▶

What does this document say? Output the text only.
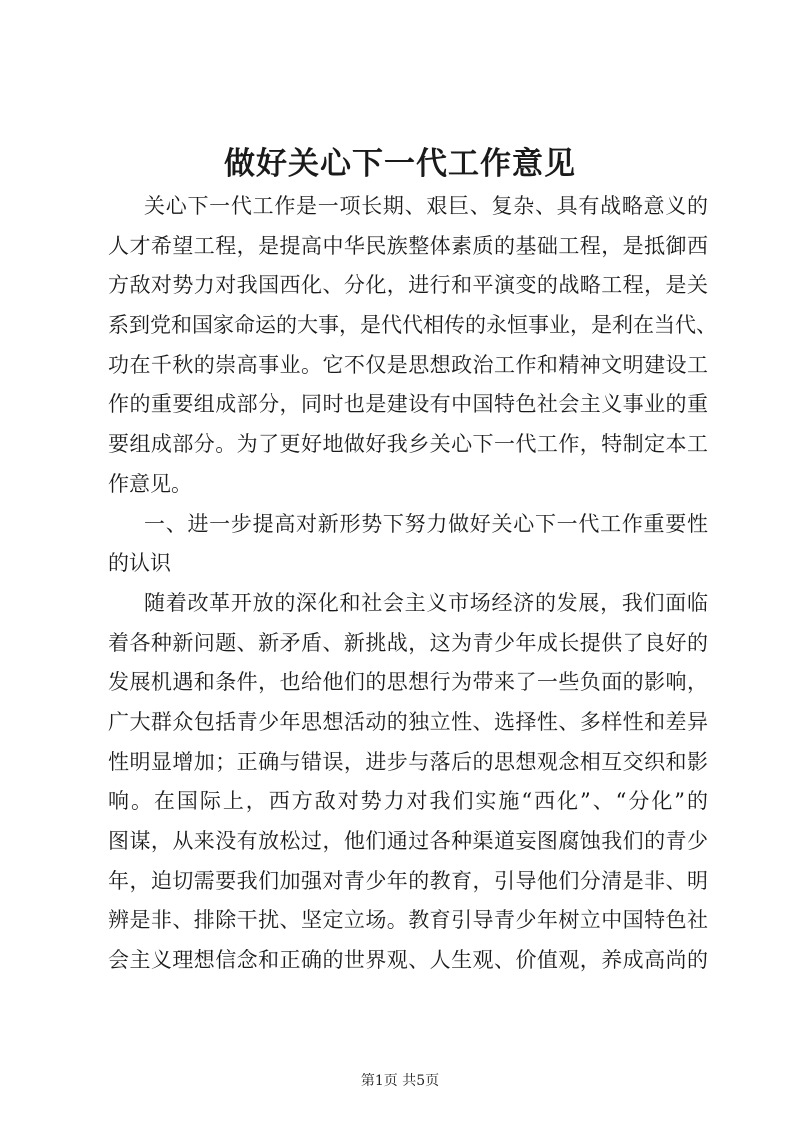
做好关心下一代工作意见
关心下一代工作是一项长期、艰巨、复杂、具有战略意义的
人才希望工程，是提高中华民族整体素质的基础工程，是抵御西
方敌对势力对我国西化、分化，进行和平演变的战略工程，是关
系到党和国家命运的大事，是代代相传的永恒事业，是利在当代、
功在千秋的崇高事业。它不仅是思想政治工作和精神文明建设工
作的重要组成部分，同时也是建设有中国特色社会主义事业的重
要组成部分。为了更好地做好我乡关心下一代工作，特制定本工
作意见。
一、进一步提高对新形势下努力做好关心下一代工作重要性
的认识
随着改革开放的深化和社会主义市场经济的发展，我们面临
着各种新问题、新矛盾、新挑战，这为青少年成长提供了良好的
发展机遇和条件，也给他们的思想行为带来了一些负面的影响，
广大群众包括青少年思想活动的独立性、选择性、多样性和差异
性明显增加；正确与错误，进步与落后的思想观念相互交织和影
响。在国际上，西方敌对势力对我们实施“西化”、“分化”的
图谋，从来没有放松过，他们通过各种渠道妄图腐蚀我们的青少
年，迫切需要我们加强对青少年的教育，引导他们分清是非、明
辨是非、排除干扰、坚定立场。教育引导青少年树立中国特色社
会主义理想信念和正确的世界观、人生观、价值观，养成高尚的
第1页 共5页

◀

• _What to do_
Skip the pictures and print each record exactly as it stands.

• _Response_
What does this document say? Output the text only.
做好关心下一代工作意见
关心下一代工作是一项长期、艰巨、复杂、具有战略意义的
人才希望工程，是提高中华民族整体素质的基础工程，是抵御西
方敌对势力对我国西化、分化，进行和平演变的战略工程，是关
系到党和国家命运的大事，是代代相传的永恒事业，是利在当代、
功在千秋的崇高事业。它不仅是思想政治工作和精神文明建设工
作的重要组成部分，同时也是建设有中国特色社会主义事业的重
要组成部分。为了更好地做好我乡关心下一代工作，特制定本工
作意见。
一、进一步提高对新形势下努力做好关心下一代工作重要性
的认识
随着改革开放的深化和社会主义市场经济的发展，我们面临
着各种新问题、新矛盾、新挑战，这为青少年成长提供了良好的
发展机遇和条件，也给他们的思想行为带来了一些负面的影响，
广大群众包括青少年思想活动的独立性、选择性、多样性和差异
性明显增加；正确与错误，进步与落后的思想观念相互交织和影
响。在国际上，西方敌对势力对我们实施“西化”、“分化”的
图谋，从来没有放松过，他们通过各种渠道妄图腐蚀我们的青少
年，迫切需要我们加强对青少年的教育，引导他们分清是非、明
辨是非、排除干扰、坚定立场。教育引导青少年树立中国特色社
会主义理想信念和正确的世界观、人生观、价值观，养成高尚的
第1页 共5页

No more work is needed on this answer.